> **PROMPT**
Only the lines from the one containing "Extract the structured" through the end of the material are to be echoed, each exactly as it appears.

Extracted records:
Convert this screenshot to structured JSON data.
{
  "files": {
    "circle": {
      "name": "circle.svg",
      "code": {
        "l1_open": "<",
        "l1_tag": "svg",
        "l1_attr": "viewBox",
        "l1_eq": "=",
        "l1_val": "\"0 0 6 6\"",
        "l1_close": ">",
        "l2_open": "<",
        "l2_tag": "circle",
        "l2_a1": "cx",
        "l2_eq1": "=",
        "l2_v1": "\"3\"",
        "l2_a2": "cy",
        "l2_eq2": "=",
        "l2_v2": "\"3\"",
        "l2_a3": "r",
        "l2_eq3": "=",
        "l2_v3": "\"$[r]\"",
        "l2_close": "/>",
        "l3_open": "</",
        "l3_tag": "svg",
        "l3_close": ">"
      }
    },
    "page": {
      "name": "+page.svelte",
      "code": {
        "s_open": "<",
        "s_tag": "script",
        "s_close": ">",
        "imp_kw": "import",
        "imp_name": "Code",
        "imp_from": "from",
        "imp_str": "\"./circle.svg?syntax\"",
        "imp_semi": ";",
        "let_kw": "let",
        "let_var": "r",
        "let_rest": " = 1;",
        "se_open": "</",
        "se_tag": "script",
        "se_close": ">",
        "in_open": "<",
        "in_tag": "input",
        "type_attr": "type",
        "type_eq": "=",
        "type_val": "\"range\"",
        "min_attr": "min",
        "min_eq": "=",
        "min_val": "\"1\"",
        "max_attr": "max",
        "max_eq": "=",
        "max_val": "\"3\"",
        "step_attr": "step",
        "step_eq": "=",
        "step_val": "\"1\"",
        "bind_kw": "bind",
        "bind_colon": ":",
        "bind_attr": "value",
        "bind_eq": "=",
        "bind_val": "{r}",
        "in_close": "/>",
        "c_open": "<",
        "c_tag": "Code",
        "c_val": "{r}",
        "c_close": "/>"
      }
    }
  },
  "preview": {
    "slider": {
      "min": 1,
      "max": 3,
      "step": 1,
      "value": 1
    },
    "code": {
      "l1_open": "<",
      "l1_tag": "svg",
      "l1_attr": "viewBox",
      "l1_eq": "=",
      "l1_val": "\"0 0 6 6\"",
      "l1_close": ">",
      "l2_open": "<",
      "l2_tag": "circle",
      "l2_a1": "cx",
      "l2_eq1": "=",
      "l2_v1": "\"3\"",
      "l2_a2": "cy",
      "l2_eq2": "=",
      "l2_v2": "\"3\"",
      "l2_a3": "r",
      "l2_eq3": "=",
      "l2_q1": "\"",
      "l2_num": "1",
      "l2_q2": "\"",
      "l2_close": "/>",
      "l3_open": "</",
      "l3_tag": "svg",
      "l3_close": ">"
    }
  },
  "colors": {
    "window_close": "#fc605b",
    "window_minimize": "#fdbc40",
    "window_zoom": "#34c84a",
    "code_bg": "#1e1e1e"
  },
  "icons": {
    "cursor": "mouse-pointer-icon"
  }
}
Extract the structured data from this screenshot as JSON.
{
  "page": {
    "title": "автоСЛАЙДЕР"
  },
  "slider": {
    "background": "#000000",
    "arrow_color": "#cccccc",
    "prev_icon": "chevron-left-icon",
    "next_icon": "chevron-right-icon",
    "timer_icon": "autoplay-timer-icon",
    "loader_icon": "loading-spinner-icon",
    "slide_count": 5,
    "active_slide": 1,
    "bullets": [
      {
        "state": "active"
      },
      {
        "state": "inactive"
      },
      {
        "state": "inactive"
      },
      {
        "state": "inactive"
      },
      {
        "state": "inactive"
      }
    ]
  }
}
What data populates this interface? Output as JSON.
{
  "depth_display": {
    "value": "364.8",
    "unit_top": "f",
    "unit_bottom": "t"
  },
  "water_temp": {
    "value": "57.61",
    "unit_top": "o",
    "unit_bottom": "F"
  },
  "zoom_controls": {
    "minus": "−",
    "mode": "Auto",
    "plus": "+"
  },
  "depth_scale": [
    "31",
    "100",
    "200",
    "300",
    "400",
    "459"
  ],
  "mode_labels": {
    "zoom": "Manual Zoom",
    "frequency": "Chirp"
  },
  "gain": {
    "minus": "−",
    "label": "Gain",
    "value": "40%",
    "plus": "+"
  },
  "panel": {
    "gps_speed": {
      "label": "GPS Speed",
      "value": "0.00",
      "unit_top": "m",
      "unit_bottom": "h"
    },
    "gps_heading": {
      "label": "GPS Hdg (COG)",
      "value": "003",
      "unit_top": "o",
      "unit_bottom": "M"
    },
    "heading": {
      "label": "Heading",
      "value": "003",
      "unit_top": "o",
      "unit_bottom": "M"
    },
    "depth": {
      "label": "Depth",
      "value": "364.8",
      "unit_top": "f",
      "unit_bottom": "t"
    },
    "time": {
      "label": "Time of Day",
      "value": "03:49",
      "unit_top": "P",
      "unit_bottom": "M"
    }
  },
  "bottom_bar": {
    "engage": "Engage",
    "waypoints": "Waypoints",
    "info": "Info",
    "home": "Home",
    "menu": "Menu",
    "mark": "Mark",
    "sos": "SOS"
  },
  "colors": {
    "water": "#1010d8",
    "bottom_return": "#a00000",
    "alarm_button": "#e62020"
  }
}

> **SOLUTION TO THE PROBLEM**
Extract the structured data from this screenshot as JSON.
{
  "page": {
    "title": "автоСЛАЙДЕР"
  },
  "slider": {
    "background": "#000000",
    "arrow_color": "#cccccc",
    "prev_icon": "chevron-left-icon",
    "next_icon": "chevron-right-icon",
    "timer_icon": "autoplay-timer-icon",
    "loader_icon": "loading-spinner-icon",
    "slide_count": 5,
    "active_slide": 1,
    "bullets": [
      {
        "state": "active"
      },
      {
        "state": "inactive"
      },
      {
        "state": "inactive"
      },
      {
        "state": "inactive"
      },
      {
        "state": "inactive"
      }
    ]
  }
}
What data populates this interface? Output as JSON.
{
  "depth_display": {
    "value": "364.8",
    "unit_top": "f",
    "unit_bottom": "t"
  },
  "water_temp": {
    "value": "57.61",
    "unit_top": "o",
    "unit_bottom": "F"
  },
  "zoom_controls": {
    "minus": "−",
    "mode": "Auto",
    "plus": "+"
  },
  "depth_scale": [
    "31",
    "100",
    "200",
    "300",
    "400",
    "459"
  ],
  "mode_labels": {
    "zoom": "Manual Zoom",
    "frequency": "Chirp"
  },
  "gain": {
    "minus": "−",
    "label": "Gain",
    "value": "40%",
    "plus": "+"
  },
  "panel": {
    "gps_speed": {
      "label": "GPS Speed",
      "value": "0.00",
      "unit_top": "m",
      "unit_bottom": "h"
    },
    "gps_heading": {
      "label": "GPS Hdg (COG)",
      "value": "003",
      "unit_top": "o",
      "unit_bottom": "M"
    },
    "heading": {
      "label": "Heading",
      "value": "003",
      "unit_top": "o",
      "unit_bottom": "M"
    },
    "depth": {
      "label": "Depth",
      "value": "364.8",
      "unit_top": "f",
      "unit_bottom": "t"
    },
    "time": {
      "label": "Time of Day",
      "value": "03:49",
      "unit_top": "P",
      "unit_bottom": "M"
    }
  },
  "bottom_bar": {
    "engage": "Engage",
    "waypoints": "Waypoints",
    "info": "Info",
    "home": "Home",
    "menu": "Menu",
    "mark": "Mark",
    "sos": "SOS"
  },
  "colors": {
    "water": "#1010d8",
    "bottom_return": "#a00000",
    "alarm_button": "#e62020"
  }
}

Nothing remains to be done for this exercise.